Dataset records
╔══

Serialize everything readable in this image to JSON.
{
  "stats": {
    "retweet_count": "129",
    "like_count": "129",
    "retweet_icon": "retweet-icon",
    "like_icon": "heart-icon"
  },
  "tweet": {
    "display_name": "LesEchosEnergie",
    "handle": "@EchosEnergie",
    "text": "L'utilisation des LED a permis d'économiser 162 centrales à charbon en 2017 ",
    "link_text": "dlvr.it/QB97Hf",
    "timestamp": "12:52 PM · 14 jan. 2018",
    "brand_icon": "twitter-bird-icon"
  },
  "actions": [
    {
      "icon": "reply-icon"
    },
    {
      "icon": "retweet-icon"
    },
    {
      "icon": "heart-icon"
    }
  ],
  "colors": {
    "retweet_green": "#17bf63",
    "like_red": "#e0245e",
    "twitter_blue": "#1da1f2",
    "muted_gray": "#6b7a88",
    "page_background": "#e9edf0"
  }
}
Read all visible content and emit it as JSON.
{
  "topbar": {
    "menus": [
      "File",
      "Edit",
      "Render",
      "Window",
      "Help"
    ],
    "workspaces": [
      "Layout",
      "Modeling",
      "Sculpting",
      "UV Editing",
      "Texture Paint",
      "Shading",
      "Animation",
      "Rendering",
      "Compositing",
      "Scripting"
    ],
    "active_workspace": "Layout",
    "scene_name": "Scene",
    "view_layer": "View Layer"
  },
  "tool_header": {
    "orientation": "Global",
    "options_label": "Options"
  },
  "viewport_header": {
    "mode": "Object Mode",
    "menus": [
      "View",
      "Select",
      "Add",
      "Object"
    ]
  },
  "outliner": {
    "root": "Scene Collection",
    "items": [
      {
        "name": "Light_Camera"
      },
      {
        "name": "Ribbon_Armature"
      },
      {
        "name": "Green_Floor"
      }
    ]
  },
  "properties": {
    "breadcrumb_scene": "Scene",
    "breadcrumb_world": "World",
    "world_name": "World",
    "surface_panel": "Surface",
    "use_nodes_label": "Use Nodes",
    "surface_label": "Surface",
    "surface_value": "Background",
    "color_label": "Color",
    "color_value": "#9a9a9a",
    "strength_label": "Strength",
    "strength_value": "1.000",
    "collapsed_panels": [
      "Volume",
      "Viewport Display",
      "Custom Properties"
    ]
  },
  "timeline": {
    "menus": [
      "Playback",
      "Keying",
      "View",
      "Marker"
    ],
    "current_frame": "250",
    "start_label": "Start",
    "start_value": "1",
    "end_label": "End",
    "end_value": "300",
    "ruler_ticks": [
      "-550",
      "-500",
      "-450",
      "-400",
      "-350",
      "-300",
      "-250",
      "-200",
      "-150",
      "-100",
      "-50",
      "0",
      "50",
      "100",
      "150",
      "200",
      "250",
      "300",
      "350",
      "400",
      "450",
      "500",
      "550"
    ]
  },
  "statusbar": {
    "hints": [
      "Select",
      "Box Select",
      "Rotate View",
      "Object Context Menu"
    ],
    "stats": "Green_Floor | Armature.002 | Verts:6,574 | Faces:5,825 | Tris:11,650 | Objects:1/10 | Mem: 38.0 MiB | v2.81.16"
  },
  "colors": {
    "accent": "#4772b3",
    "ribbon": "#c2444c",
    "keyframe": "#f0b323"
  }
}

╚══

▶ [Work instructions]: Set down the material above again, word for word.

▶ [Written answer]:
Serialize everything readable in this image to JSON.
{
  "stats": {
    "retweet_count": "129",
    "like_count": "129",
    "retweet_icon": "retweet-icon",
    "like_icon": "heart-icon"
  },
  "tweet": {
    "display_name": "LesEchosEnergie",
    "handle": "@EchosEnergie",
    "text": "L'utilisation des LED a permis d'économiser 162 centrales à charbon en 2017 ",
    "link_text": "dlvr.it/QB97Hf",
    "timestamp": "12:52 PM · 14 jan. 2018",
    "brand_icon": "twitter-bird-icon"
  },
  "actions": [
    {
      "icon": "reply-icon"
    },
    {
      "icon": "retweet-icon"
    },
    {
      "icon": "heart-icon"
    }
  ],
  "colors": {
    "retweet_green": "#17bf63",
    "like_red": "#e0245e",
    "twitter_blue": "#1da1f2",
    "muted_gray": "#6b7a88",
    "page_background": "#e9edf0"
  }
}
Read all visible content and emit it as JSON.
{
  "topbar": {
    "menus": [
      "File",
      "Edit",
      "Render",
      "Window",
      "Help"
    ],
    "workspaces": [
      "Layout",
      "Modeling",
      "Sculpting",
      "UV Editing",
      "Texture Paint",
      "Shading",
      "Animation",
      "Rendering",
      "Compositing",
      "Scripting"
    ],
    "active_workspace": "Layout",
    "scene_name": "Scene",
    "view_layer": "View Layer"
  },
  "tool_header": {
    "orientation": "Global",
    "options_label": "Options"
  },
  "viewport_header": {
    "mode": "Object Mode",
    "menus": [
      "View",
      "Select",
      "Add",
      "Object"
    ]
  },
  "outliner": {
    "root": "Scene Collection",
    "items": [
      {
        "name": "Light_Camera"
      },
      {
        "name": "Ribbon_Armature"
      },
      {
        "name": "Green_Floor"
      }
    ]
  },
  "properties": {
    "breadcrumb_scene": "Scene",
    "breadcrumb_world": "World",
    "world_name": "World",
    "surface_panel": "Surface",
    "use_nodes_label": "Use Nodes",
    "surface_label": "Surface",
    "surface_value": "Background",
    "color_label": "Color",
    "color_value": "#9a9a9a",
    "strength_label": "Strength",
    "strength_value": "1.000",
    "collapsed_panels": [
      "Volume",
      "Viewport Display",
      "Custom Properties"
    ]
  },
  "timeline": {
    "menus": [
      "Playback",
      "Keying",
      "View",
      "Marker"
    ],
    "current_frame": "250",
    "start_label": "Start",
    "start_value": "1",
    "end_label": "End",
    "end_value": "300",
    "ruler_ticks": [
      "-550",
      "-500",
      "-450",
      "-400",
      "-350",
      "-300",
      "-250",
      "-200",
      "-150",
      "-100",
      "-50",
      "0",
      "50",
      "100",
      "150",
      "200",
      "250",
      "300",
      "350",
      "400",
      "450",
      "500",
      "550"
    ]
  },
  "statusbar": {
    "hints": [
      "Select",
      "Box Select",
      "Rotate View",
      "Object Context Menu"
    ],
    "stats": "Green_Floor | Armature.002 | Verts:6,574 | Faces:5,825 | Tris:11,650 | Objects:1/10 | Mem: 38.0 MiB | v2.81.16"
  },
  "colors": {
    "accent": "#4772b3",
    "ribbon": "#c2444c",
    "keyframe": "#f0b323"
  }
}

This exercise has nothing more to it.